# EXCERPTED RECORDS start

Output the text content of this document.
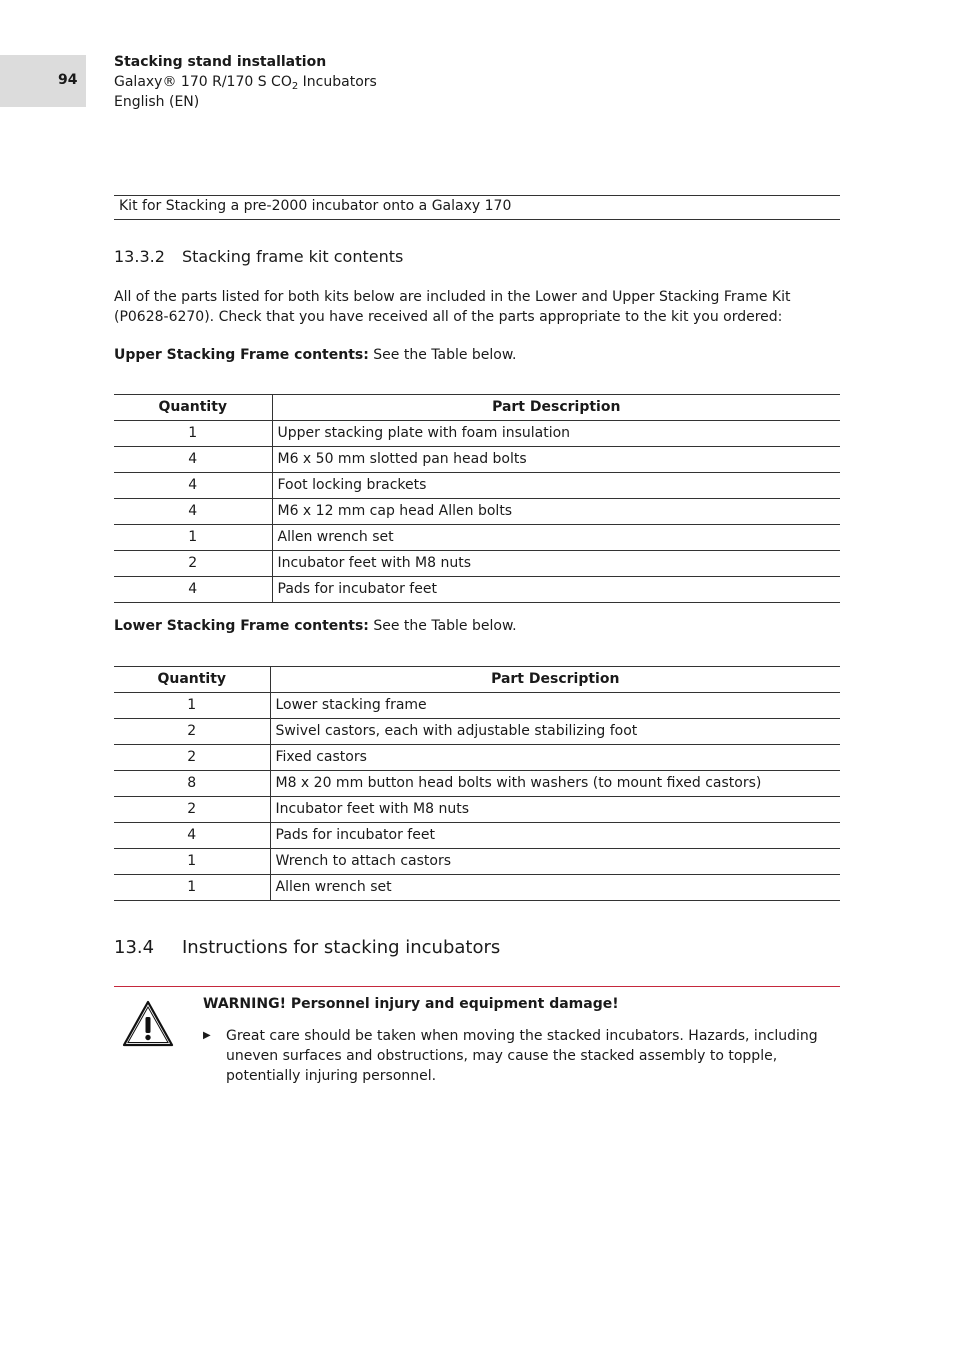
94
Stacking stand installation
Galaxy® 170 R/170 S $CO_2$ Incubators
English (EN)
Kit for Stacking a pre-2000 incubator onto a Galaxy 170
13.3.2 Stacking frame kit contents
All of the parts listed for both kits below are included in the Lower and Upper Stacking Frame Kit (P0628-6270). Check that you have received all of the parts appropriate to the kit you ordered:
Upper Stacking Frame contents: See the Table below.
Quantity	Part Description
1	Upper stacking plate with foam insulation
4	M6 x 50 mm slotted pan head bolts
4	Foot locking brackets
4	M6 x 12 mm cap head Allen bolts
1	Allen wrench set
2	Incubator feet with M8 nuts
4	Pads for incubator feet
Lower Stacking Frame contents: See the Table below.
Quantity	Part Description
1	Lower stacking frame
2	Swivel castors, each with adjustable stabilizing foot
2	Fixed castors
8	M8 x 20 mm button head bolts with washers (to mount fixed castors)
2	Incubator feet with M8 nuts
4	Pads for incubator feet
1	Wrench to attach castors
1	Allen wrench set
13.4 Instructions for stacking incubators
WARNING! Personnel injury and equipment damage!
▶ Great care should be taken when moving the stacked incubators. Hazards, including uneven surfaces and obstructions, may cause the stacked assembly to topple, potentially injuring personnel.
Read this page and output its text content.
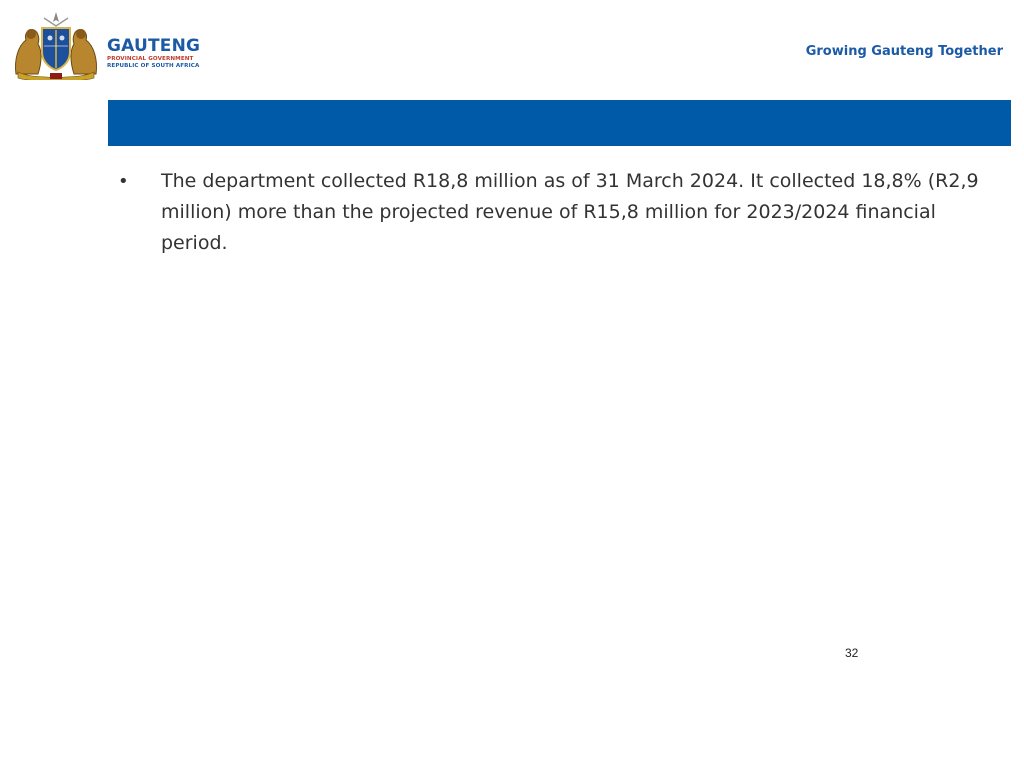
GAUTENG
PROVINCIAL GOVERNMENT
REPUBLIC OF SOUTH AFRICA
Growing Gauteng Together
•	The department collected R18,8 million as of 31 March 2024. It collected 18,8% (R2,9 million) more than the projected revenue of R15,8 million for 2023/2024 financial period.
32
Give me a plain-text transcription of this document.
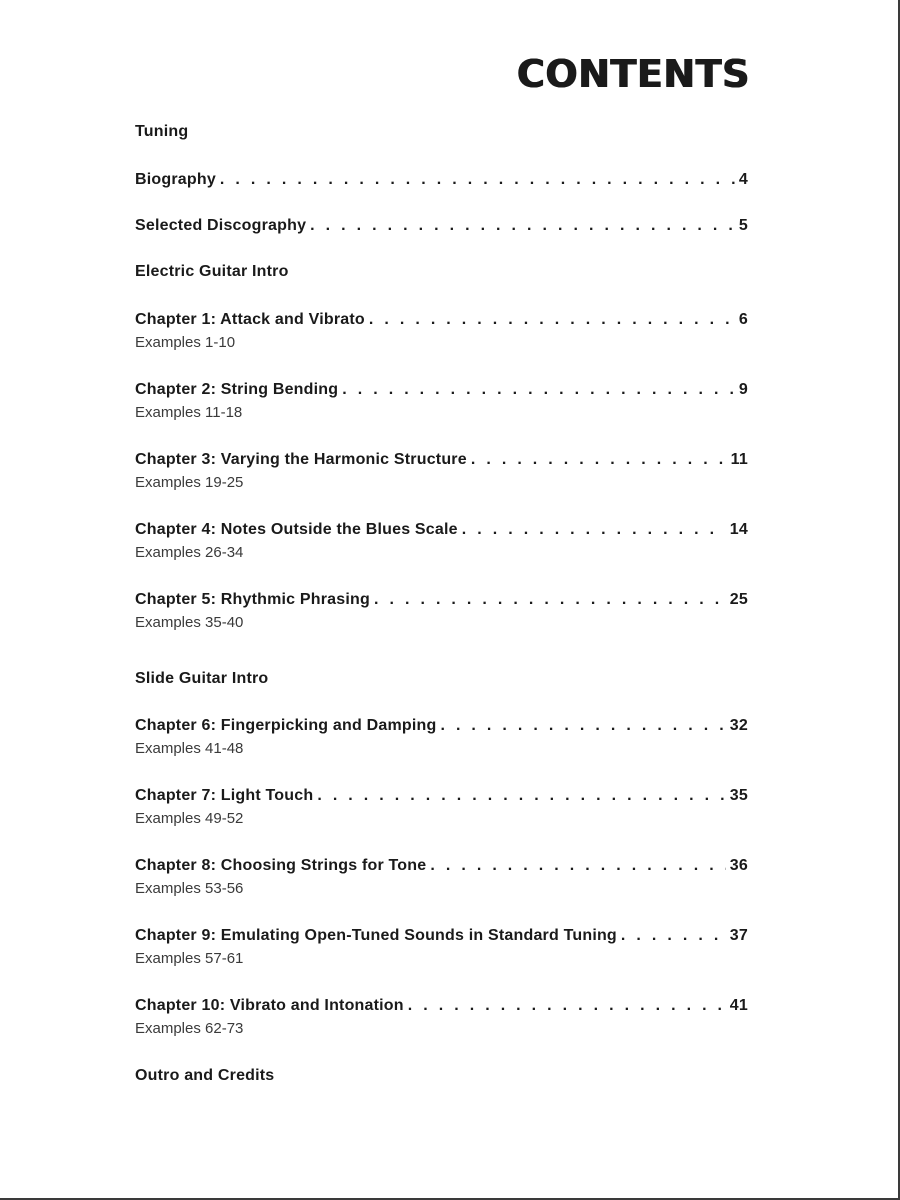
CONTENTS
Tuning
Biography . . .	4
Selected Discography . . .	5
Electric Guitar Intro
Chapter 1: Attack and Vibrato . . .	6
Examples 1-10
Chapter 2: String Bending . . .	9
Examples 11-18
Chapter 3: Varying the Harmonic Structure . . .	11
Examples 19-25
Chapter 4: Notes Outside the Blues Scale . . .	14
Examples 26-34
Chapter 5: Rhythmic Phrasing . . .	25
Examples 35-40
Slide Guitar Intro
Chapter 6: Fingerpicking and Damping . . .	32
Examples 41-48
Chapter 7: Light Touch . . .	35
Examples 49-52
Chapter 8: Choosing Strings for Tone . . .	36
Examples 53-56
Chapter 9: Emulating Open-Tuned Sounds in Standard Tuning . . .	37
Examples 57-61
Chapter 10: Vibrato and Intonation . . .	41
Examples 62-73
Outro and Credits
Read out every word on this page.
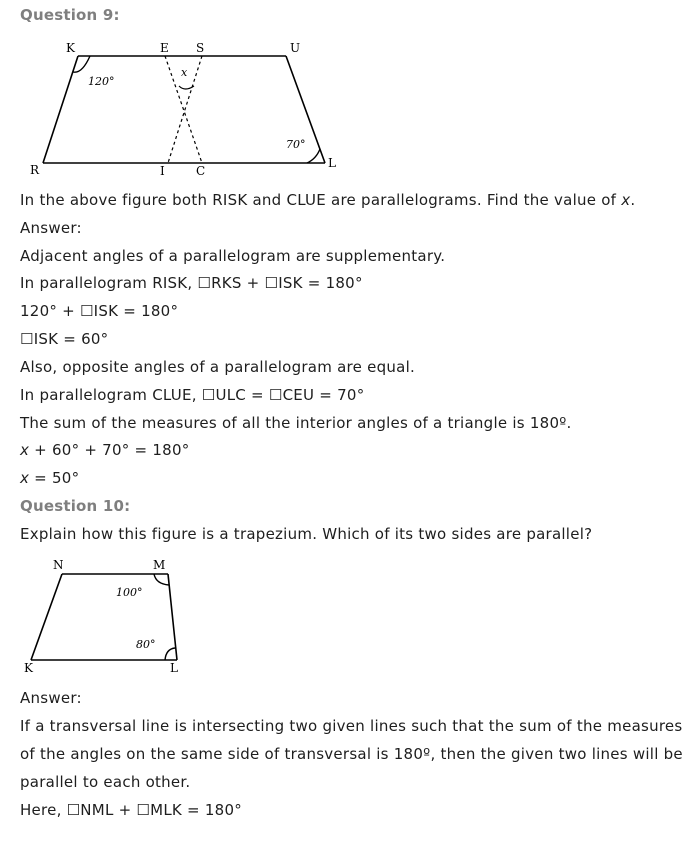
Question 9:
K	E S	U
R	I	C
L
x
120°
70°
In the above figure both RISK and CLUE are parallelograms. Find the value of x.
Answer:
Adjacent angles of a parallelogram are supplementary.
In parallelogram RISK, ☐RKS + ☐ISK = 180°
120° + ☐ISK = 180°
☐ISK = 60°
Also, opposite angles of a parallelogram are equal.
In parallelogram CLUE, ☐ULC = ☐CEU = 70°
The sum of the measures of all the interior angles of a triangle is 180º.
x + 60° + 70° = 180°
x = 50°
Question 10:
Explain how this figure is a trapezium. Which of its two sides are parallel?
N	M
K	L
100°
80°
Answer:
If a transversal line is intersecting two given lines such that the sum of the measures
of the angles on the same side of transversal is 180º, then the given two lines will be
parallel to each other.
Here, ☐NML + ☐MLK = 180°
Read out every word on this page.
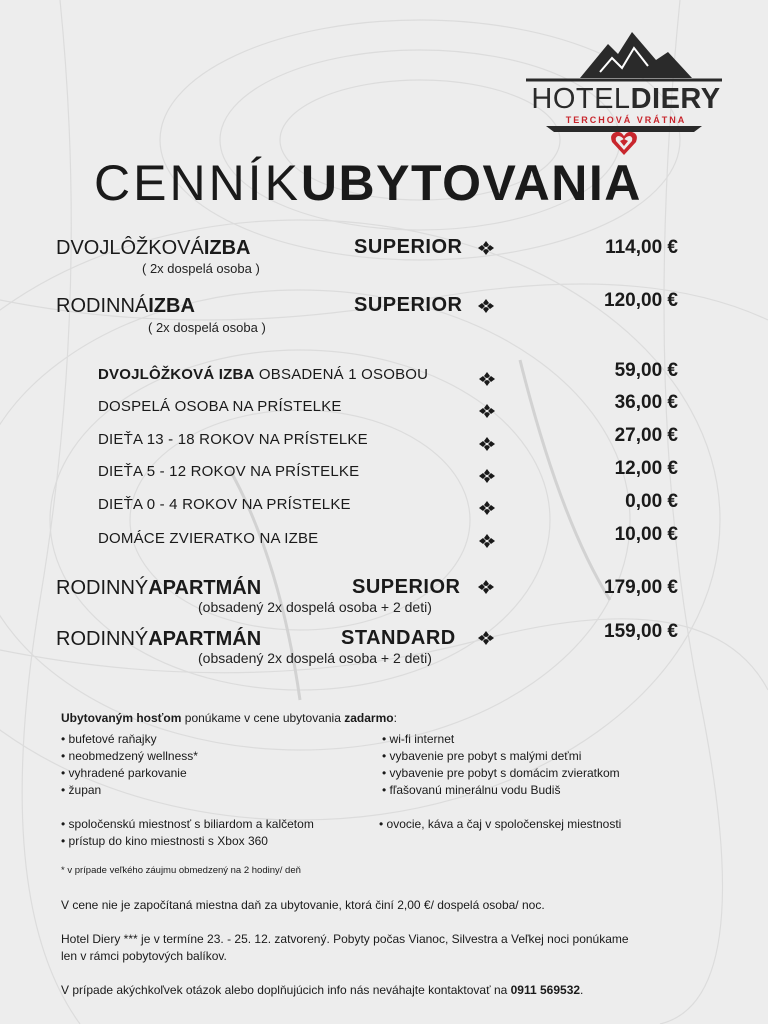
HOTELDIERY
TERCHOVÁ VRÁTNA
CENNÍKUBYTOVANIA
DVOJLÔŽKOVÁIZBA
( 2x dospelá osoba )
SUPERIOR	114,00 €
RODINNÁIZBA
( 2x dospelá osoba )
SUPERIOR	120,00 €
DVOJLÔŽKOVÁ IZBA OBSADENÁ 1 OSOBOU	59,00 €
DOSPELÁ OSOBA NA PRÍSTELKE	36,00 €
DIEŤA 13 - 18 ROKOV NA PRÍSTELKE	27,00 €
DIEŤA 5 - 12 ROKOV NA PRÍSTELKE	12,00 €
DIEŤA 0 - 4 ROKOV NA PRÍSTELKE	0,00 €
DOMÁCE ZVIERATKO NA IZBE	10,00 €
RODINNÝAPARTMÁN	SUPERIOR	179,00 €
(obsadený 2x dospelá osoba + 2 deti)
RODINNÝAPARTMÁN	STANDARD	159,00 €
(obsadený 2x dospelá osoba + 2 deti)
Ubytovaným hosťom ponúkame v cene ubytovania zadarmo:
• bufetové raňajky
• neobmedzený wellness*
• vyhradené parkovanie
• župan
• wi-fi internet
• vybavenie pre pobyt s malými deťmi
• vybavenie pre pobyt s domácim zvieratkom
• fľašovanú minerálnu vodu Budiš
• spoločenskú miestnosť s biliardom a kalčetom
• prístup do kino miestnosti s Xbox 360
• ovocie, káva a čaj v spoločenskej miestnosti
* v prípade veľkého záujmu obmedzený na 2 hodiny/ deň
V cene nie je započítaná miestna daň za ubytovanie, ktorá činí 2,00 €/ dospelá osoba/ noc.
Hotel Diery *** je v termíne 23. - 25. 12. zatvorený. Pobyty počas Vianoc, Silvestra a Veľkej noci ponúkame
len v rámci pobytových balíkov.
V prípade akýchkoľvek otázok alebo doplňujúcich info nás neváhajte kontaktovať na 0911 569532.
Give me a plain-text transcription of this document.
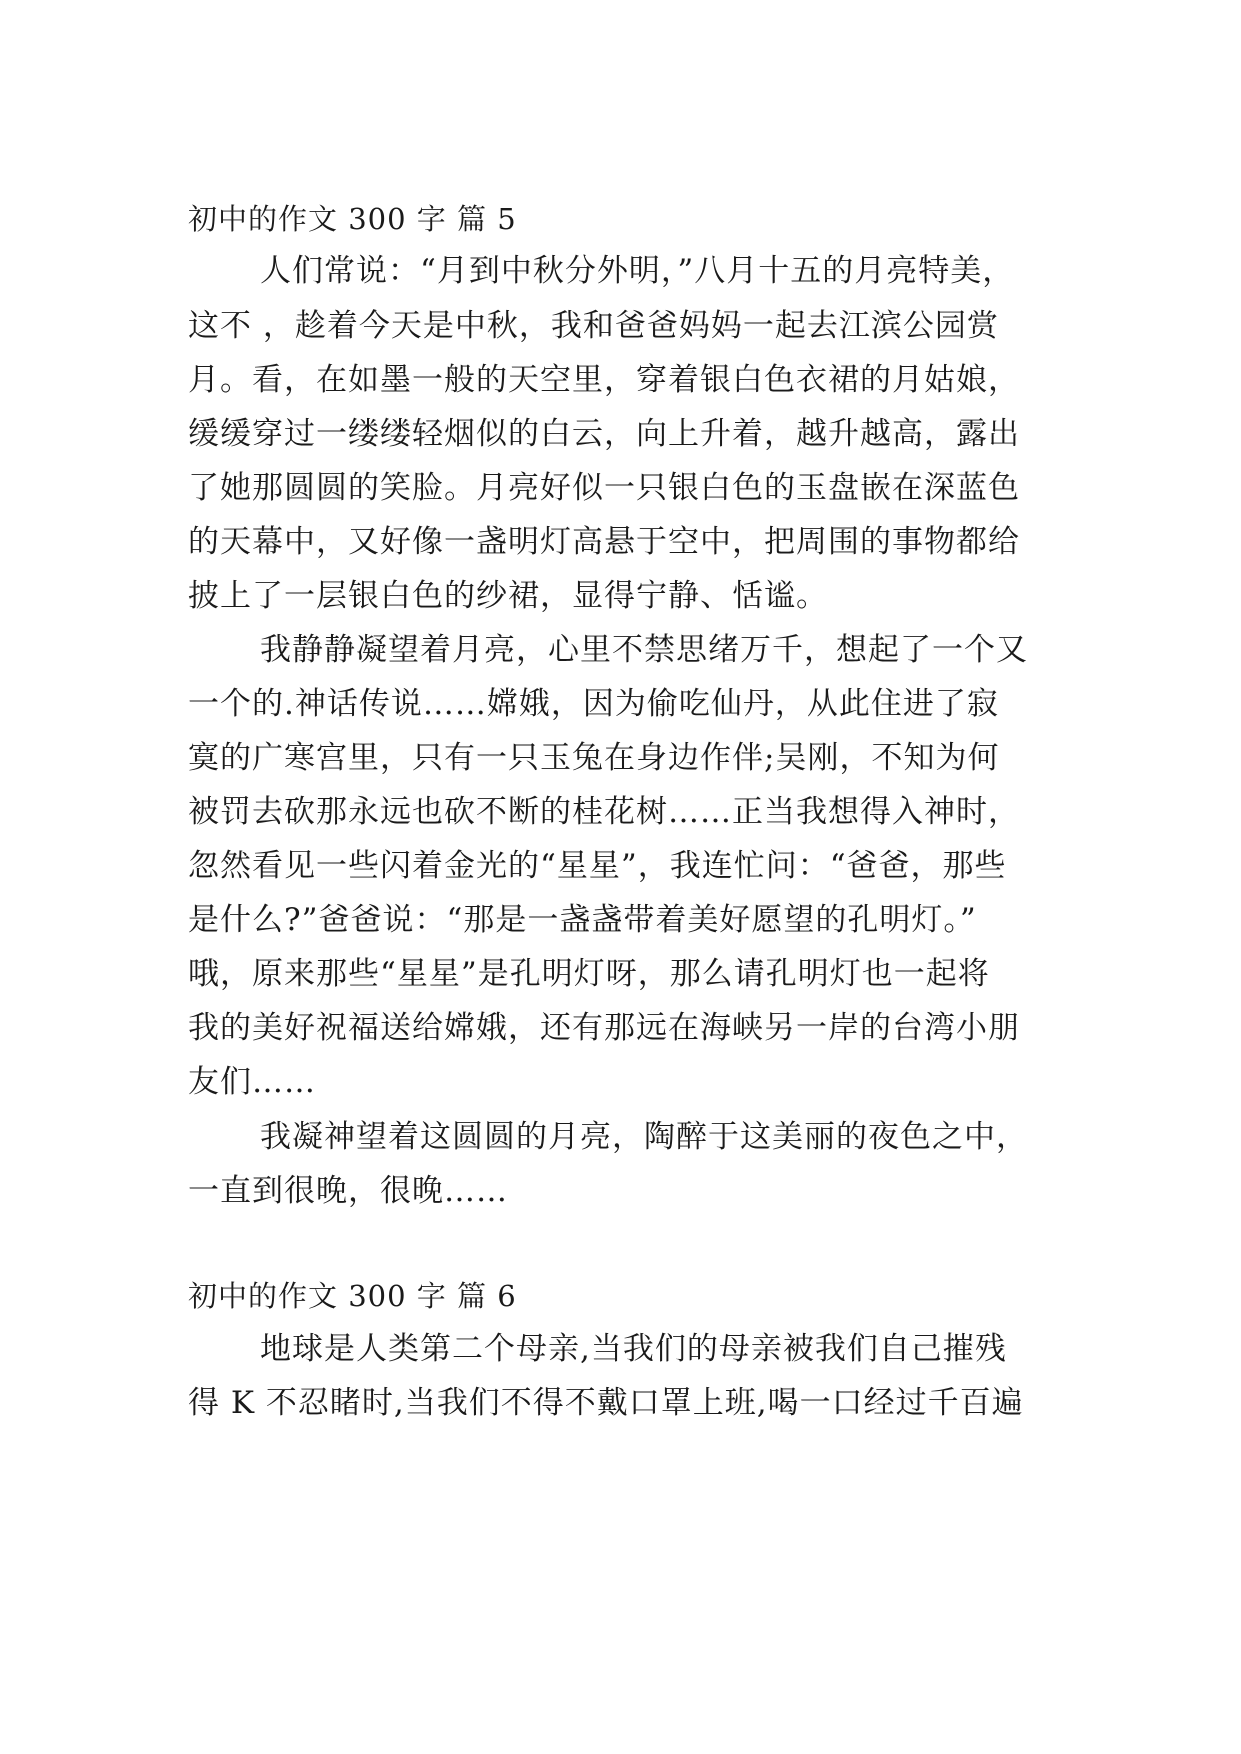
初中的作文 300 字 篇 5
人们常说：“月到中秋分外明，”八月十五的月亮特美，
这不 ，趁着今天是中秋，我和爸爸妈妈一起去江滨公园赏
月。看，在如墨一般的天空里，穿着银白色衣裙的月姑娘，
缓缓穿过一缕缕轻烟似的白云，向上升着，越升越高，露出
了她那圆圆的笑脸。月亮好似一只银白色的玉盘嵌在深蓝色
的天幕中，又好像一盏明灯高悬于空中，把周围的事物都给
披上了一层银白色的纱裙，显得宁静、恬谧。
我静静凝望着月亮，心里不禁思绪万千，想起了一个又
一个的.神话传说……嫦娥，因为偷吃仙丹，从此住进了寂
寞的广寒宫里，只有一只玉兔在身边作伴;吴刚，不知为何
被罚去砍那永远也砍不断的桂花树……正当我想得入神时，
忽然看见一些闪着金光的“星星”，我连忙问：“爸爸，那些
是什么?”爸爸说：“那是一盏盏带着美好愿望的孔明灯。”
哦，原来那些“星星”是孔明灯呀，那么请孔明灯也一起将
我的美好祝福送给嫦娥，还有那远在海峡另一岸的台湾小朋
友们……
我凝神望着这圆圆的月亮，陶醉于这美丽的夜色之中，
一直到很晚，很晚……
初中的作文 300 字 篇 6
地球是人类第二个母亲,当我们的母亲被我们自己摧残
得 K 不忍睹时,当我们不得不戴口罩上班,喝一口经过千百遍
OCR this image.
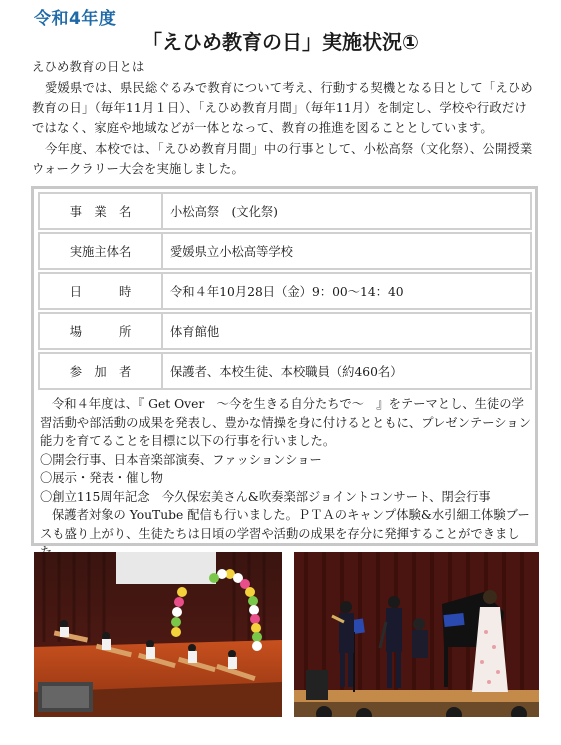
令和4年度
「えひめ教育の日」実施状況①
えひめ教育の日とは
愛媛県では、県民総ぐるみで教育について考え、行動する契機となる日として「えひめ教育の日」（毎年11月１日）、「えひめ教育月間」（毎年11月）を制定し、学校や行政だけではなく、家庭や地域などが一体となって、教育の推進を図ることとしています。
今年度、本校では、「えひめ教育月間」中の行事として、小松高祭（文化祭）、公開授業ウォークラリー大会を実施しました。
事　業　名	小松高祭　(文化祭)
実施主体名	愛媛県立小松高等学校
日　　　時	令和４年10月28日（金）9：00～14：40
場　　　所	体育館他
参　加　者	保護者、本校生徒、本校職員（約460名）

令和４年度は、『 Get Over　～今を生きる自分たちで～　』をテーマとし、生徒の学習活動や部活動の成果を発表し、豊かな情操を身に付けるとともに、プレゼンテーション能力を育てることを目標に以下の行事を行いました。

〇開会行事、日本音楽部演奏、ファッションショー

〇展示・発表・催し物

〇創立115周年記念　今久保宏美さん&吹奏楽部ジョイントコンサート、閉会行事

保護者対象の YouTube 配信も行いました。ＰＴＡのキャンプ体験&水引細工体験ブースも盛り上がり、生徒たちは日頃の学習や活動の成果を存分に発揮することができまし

# EXCERPTED RECORDS end

**EXERCISE DESCRIPTION**. Take every line that includes the string "castors" and copy it.

**TASK RESULT**.
2	Swivel castors, each with adjustable stabilizing foot
2	Fixed castors
8	M8 x 20 mm button head bolts with washers (to mount fixed castors)
1	Wrench to attach castors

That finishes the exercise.